Stored items from a collection:
┌──

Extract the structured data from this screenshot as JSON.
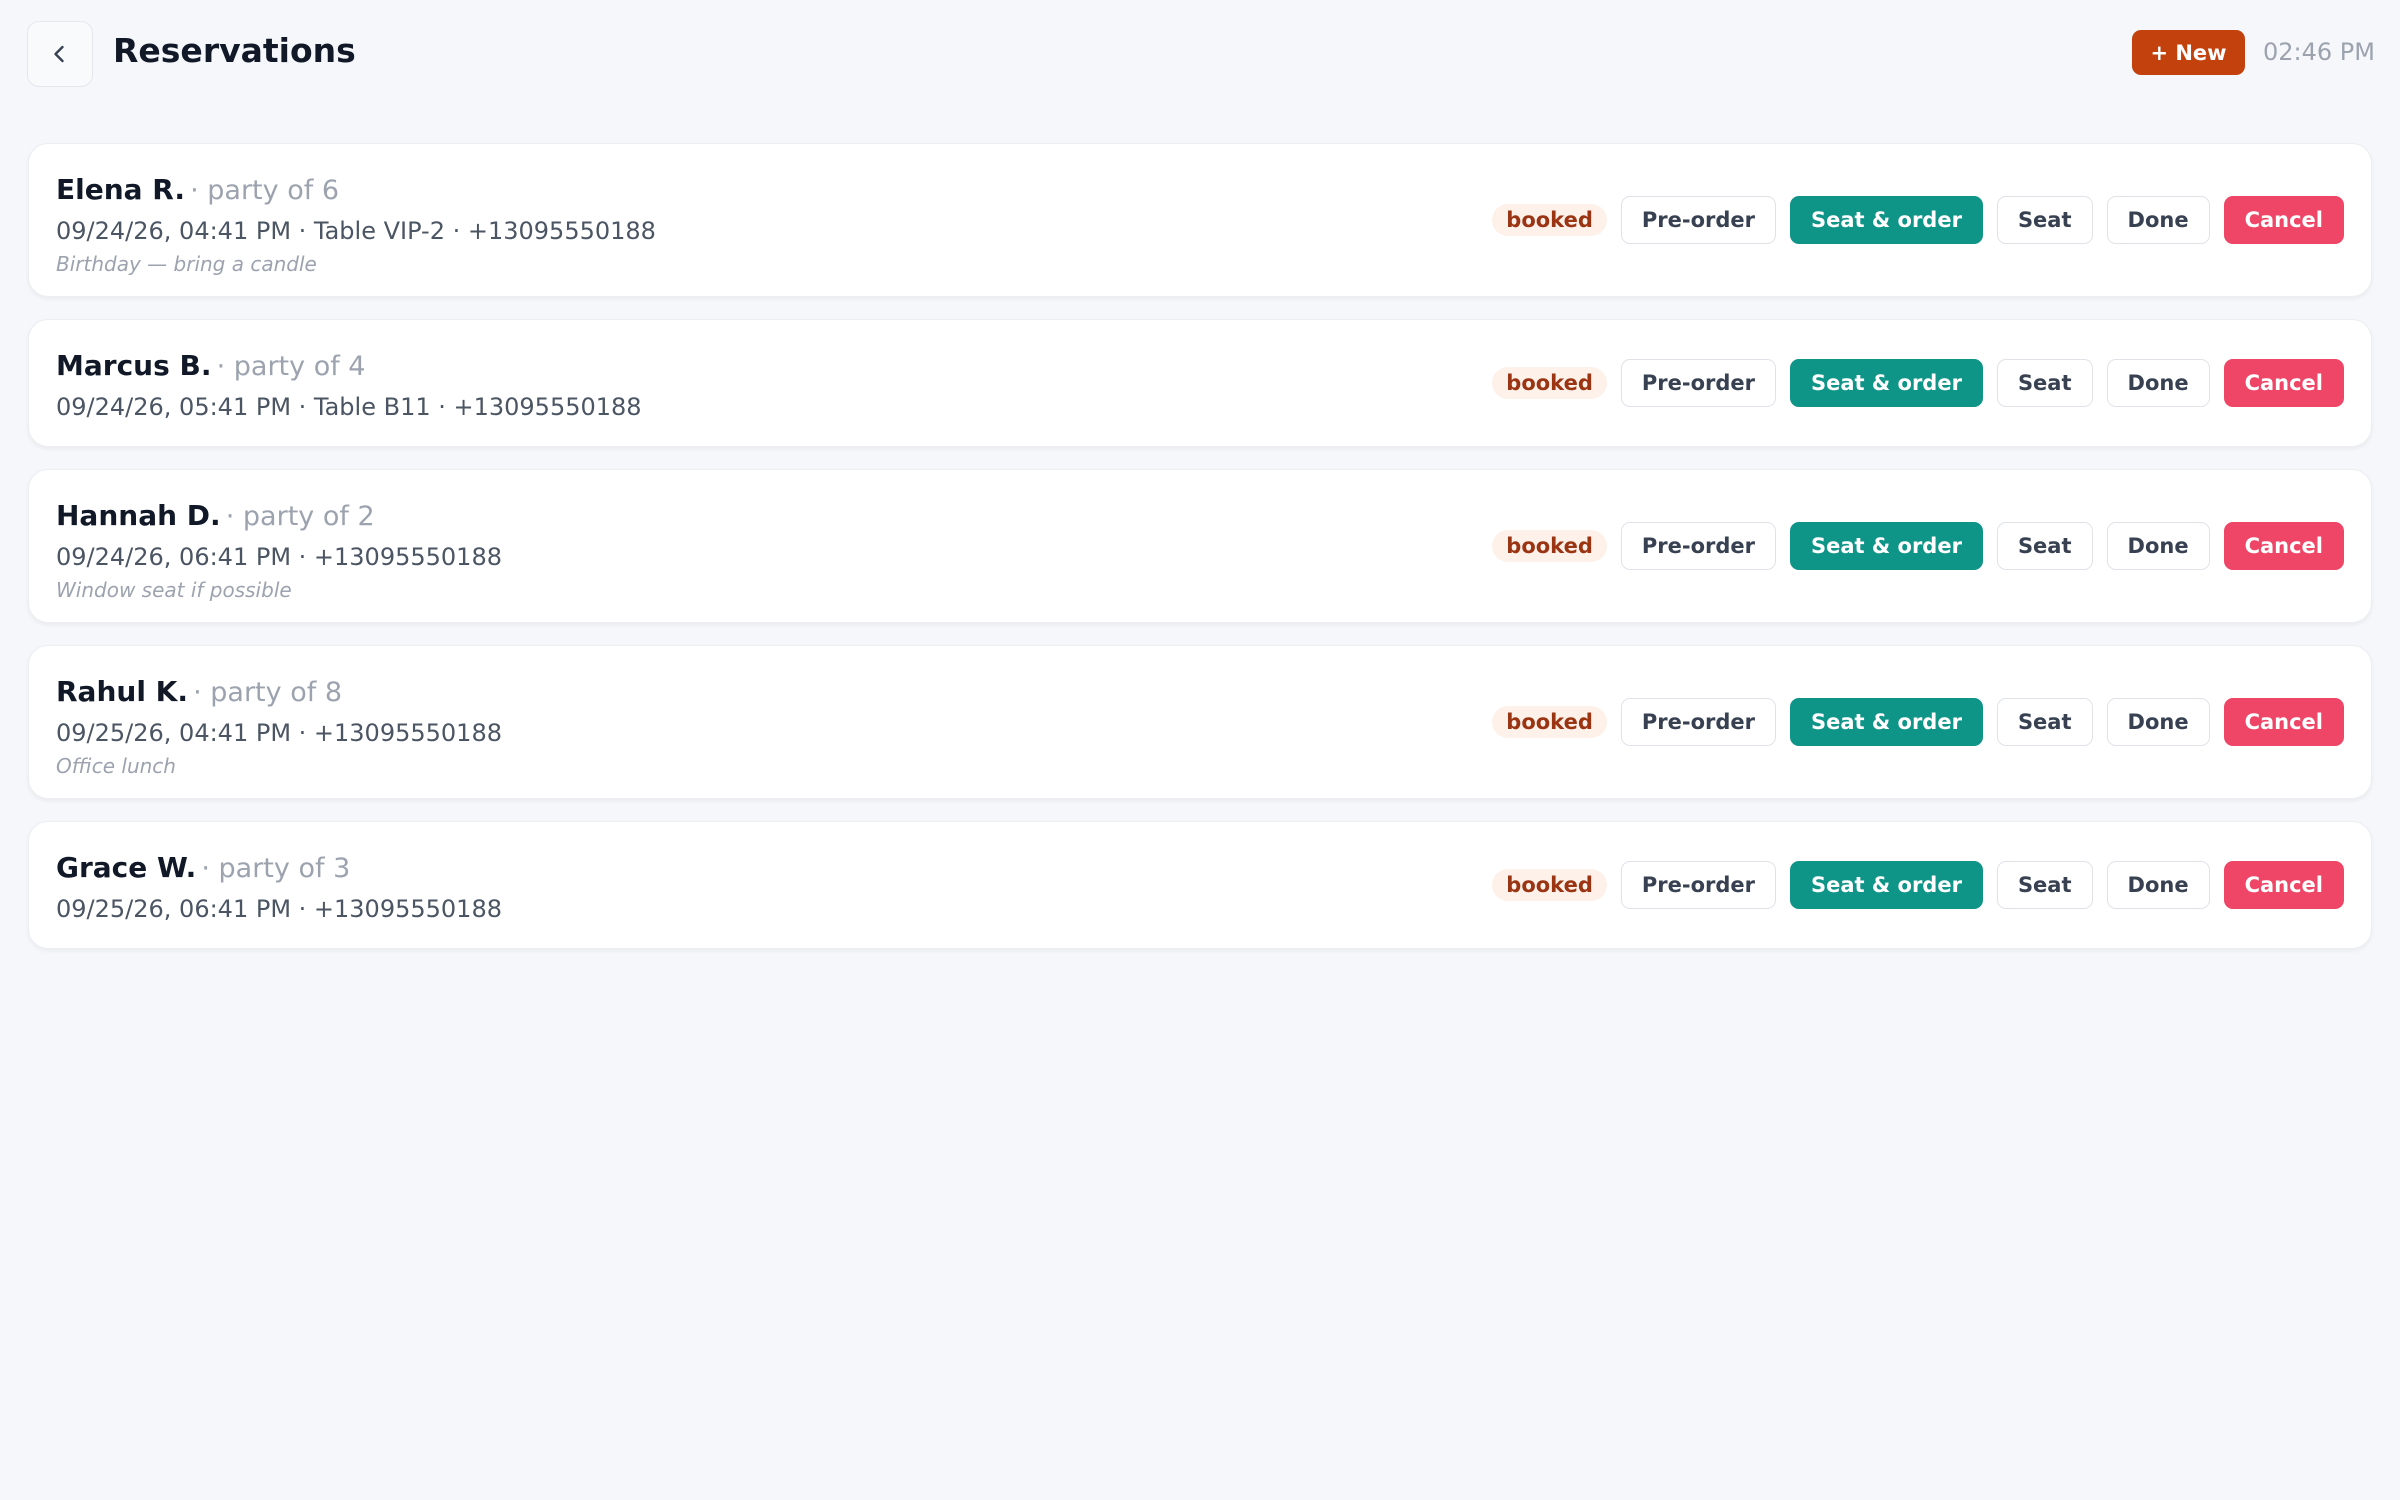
{
  "header": {
    "title": "Reservations",
    "back_icon": "chevron-left-icon",
    "new_label": "+ New",
    "time": "02:46 PM",
    "accent_color": "#c2410c"
  },
  "actions": {
    "preorder_label": "Pre-order",
    "seat_order_label": "Seat & order",
    "seat_label": "Seat",
    "done_label": "Done",
    "cancel_label": "Cancel"
  },
  "colors": {
    "seat_order": "#0f9488",
    "cancel": "#ef4566",
    "badge_text": "#9a3412",
    "badge_bg": "#fdf1ea"
  },
  "reservations": [
    {
      "name": "Elena R.",
      "party": "· party of 6",
      "details": "09/24/26, 04:41 PM · Table VIP-2 · +13095550188",
      "note": "Birthday — bring a candle",
      "status": "booked"
    },
    {
      "name": "Marcus B.",
      "party": "· party of 4",
      "details": "09/24/26, 05:41 PM · Table B11 · +13095550188",
      "note": "",
      "status": "booked"
    },
    {
      "name": "Hannah D.",
      "party": "· party of 2",
      "details": "09/24/26, 06:41 PM · +13095550188",
      "note": "Window seat if possible",
      "status": "booked"
    },
    {
      "name": "Rahul K.",
      "party": "· party of 8",
      "details": "09/25/26, 04:41 PM · +13095550188",
      "note": "Office lunch",
      "status": "booked"
    },
    {
      "name": "Grace W.",
      "party": "· party of 3",
      "details": "09/25/26, 06:41 PM · +13095550188",
      "note": "",
      "status": "booked"
    }
  ]
}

└──

-- TASK GOAL --
Copy the material above in full and exactly, skipping pictures.

-- CORRECT RESPONSE --
Extract the structured data from this screenshot as JSON.
{
  "header": {
    "title": "Reservations",
    "back_icon": "chevron-left-icon",
    "new_label": "+ New",
    "time": "02:46 PM",
    "accent_color": "#c2410c"
  },
  "actions": {
    "preorder_label": "Pre-order",
    "seat_order_label": "Seat & order",
    "seat_label": "Seat",
    "done_label": "Done",
    "cancel_label": "Cancel"
  },
  "colors": {
    "seat_order": "#0f9488",
    "cancel": "#ef4566",
    "badge_text": "#9a3412",
    "badge_bg": "#fdf1ea"
  },
  "reservations": [
    {
      "name": "Elena R.",
      "party": "· party of 6",
      "details": "09/24/26, 04:41 PM · Table VIP-2 · +13095550188",
      "note": "Birthday — bring a candle",
      "status": "booked"
    },
    {
      "name": "Marcus B.",
      "party": "· party of 4",
      "details": "09/24/26, 05:41 PM · Table B11 · +13095550188",
      "note": "",
      "status": "booked"
    },
    {
      "name": "Hannah D.",
      "party": "· party of 2",
      "details": "09/24/26, 06:41 PM · +13095550188",
      "note": "Window seat if possible",
      "status": "booked"
    },
    {
      "name": "Rahul K.",
      "party": "· party of 8",
      "details": "09/25/26, 04:41 PM · +13095550188",
      "note": "Office lunch",
      "status": "booked"
    },
    {
      "name": "Grace W.",
      "party": "· party of 3",
      "details": "09/25/26, 06:41 PM · +13095550188",
      "note": "",
      "status": "booked"
    }
  ]
}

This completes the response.